*GOAL OF THE EXERCISE*
Return every line of the data below that includes the string "color".

*RECORDS FOR THIS TASK*
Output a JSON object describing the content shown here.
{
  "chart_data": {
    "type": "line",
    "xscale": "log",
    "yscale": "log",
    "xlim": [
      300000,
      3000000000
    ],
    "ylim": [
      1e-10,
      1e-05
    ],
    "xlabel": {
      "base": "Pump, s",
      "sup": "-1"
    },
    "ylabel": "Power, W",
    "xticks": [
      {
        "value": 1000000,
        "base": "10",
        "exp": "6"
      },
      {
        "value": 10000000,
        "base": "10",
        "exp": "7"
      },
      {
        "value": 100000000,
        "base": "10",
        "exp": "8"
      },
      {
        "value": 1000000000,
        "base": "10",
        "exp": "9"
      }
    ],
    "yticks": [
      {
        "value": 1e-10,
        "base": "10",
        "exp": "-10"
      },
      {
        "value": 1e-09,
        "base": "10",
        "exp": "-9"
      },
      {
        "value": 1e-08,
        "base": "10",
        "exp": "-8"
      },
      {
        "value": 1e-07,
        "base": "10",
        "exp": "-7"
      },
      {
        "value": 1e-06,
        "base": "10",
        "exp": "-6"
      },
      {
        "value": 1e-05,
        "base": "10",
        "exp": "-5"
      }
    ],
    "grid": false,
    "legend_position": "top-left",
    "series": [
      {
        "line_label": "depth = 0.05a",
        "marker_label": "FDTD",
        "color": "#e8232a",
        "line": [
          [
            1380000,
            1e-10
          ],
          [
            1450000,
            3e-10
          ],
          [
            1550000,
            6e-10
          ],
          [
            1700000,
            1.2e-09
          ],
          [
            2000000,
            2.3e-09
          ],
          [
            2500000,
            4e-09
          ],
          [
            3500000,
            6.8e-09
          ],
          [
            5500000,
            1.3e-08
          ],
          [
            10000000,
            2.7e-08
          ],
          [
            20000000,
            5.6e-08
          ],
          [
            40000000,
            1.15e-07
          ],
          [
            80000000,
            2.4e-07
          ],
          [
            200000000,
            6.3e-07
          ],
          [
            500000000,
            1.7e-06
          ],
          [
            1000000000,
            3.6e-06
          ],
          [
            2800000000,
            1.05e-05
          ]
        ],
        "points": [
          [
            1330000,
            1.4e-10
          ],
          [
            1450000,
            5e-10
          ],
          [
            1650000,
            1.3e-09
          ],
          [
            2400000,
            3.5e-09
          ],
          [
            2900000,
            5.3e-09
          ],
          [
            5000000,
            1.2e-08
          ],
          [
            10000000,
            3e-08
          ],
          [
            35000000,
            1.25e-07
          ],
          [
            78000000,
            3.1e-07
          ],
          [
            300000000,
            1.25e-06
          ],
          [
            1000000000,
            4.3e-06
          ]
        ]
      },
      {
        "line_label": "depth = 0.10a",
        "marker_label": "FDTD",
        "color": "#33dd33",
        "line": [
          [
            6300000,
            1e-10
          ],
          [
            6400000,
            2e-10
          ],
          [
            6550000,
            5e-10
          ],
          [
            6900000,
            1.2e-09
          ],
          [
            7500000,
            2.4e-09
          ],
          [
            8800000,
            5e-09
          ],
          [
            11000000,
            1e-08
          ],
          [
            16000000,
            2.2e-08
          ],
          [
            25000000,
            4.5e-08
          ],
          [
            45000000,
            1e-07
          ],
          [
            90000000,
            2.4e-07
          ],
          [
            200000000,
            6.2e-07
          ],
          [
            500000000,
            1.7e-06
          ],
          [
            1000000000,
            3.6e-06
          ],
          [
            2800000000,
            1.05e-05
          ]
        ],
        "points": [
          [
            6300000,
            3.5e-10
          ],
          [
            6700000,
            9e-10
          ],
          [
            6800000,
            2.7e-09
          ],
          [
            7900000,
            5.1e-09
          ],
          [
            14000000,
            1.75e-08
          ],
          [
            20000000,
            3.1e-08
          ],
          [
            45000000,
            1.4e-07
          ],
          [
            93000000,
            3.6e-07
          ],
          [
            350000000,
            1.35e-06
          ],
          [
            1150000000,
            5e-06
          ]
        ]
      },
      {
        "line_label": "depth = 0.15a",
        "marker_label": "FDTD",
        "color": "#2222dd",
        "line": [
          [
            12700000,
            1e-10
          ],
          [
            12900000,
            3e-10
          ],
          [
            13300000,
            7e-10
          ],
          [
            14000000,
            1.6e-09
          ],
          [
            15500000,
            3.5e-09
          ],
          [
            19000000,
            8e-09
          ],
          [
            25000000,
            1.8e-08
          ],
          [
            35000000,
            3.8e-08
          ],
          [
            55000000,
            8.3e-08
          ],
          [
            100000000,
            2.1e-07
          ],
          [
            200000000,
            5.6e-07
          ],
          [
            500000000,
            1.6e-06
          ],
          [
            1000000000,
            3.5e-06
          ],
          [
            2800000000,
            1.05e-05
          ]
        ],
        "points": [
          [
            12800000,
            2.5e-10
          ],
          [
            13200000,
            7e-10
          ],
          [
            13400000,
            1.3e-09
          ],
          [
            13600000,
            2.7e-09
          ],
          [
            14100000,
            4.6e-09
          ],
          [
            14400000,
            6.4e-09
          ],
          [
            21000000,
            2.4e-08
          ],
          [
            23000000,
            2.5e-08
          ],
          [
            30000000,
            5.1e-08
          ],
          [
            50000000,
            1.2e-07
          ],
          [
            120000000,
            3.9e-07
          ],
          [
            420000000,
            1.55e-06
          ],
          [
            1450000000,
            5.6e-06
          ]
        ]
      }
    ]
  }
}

*EXERCISE RESPONSE*
        "color": "#e8232a",
        "color": "#33dd33",
        "color": "#2222dd",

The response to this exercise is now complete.